Records from a collection:
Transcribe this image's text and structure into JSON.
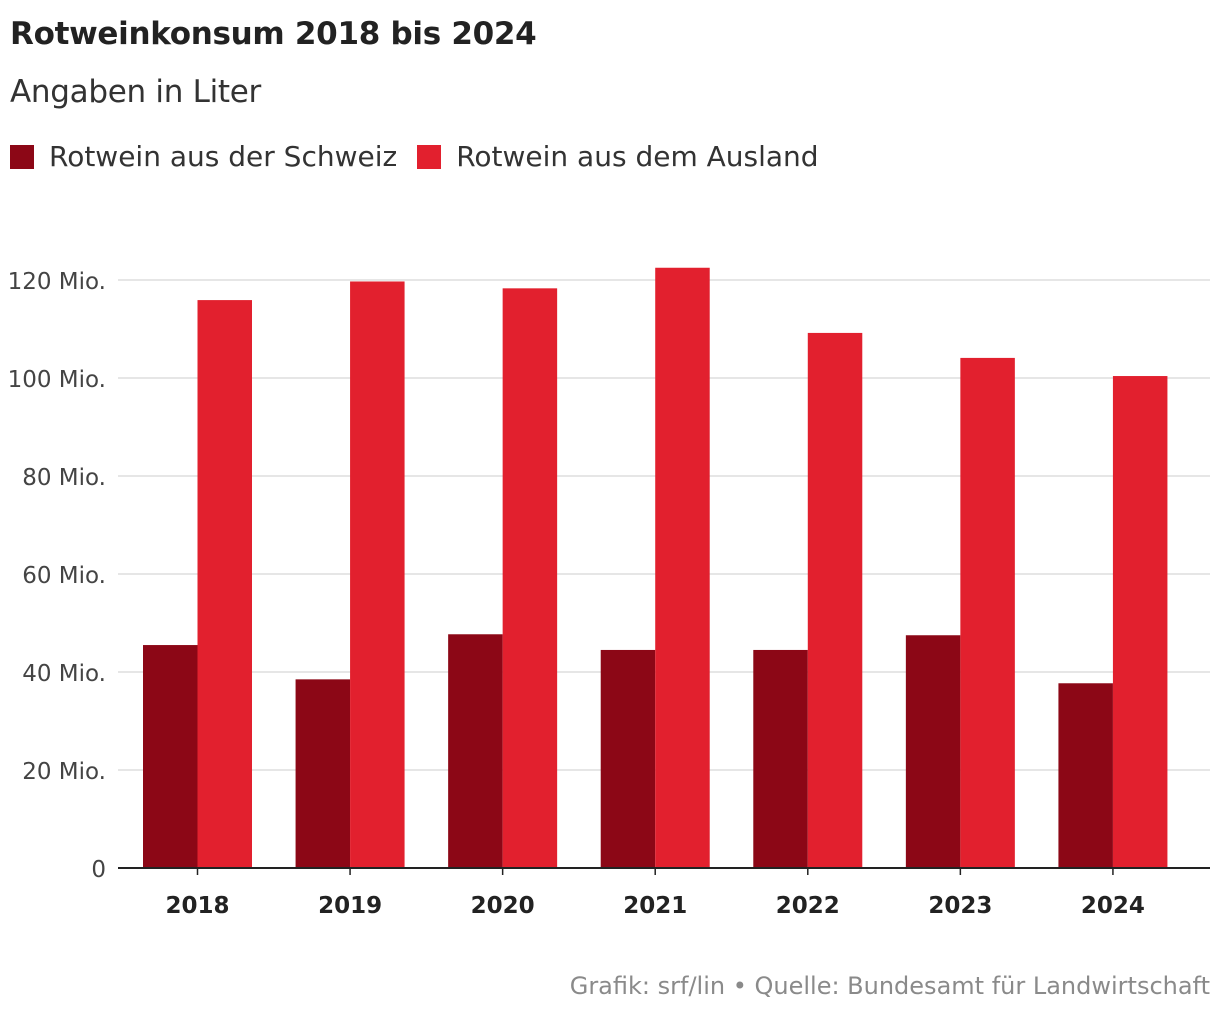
{
  "title": "Rotweinkonsum 2018 bis 2024",
  "subtitle": "Angaben in Liter",
  "footer": "Grafik: srf/lin • Quelle: Bundesamt für Landwirtschaft",
  "colors": {
    "schweiz": "#8c0716",
    "ausland": "#e2202e",
    "grid": "#dedede",
    "axis": "#222222"
  },
  "chart_data": {
    "type": "bar",
    "categories": [
      "2018",
      "2019",
      "2020",
      "2021",
      "2022",
      "2023",
      "2024"
    ],
    "series": [
      {
        "name": "Rotwein aus der Schweiz",
        "color": "#8c0716",
        "values": [
          45.5,
          38.5,
          47.7,
          44.5,
          44.5,
          47.5,
          37.7
        ]
      },
      {
        "name": "Rotwein aus dem Ausland",
        "color": "#e2202e",
        "values": [
          115.9,
          119.7,
          118.3,
          122.5,
          109.2,
          104.1,
          100.4
        ]
      }
    ],
    "yticks": [
      0,
      20,
      40,
      60,
      80,
      100,
      120
    ],
    "ytick_labels": [
      "0",
      "20 Mio.",
      "40 Mio.",
      "60 Mio.",
      "80 Mio.",
      "100 Mio.",
      "120 Mio."
    ],
    "ylim": [
      0,
      125
    ],
    "grid": true,
    "legend": "top-left"
  }
}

Written request
From the listing above, collect each line in which the string "name" appears.

Solution to the problem
        "name": "Rotwein aus der Schweiz",
        "name": "Rotwein aus dem Ausland",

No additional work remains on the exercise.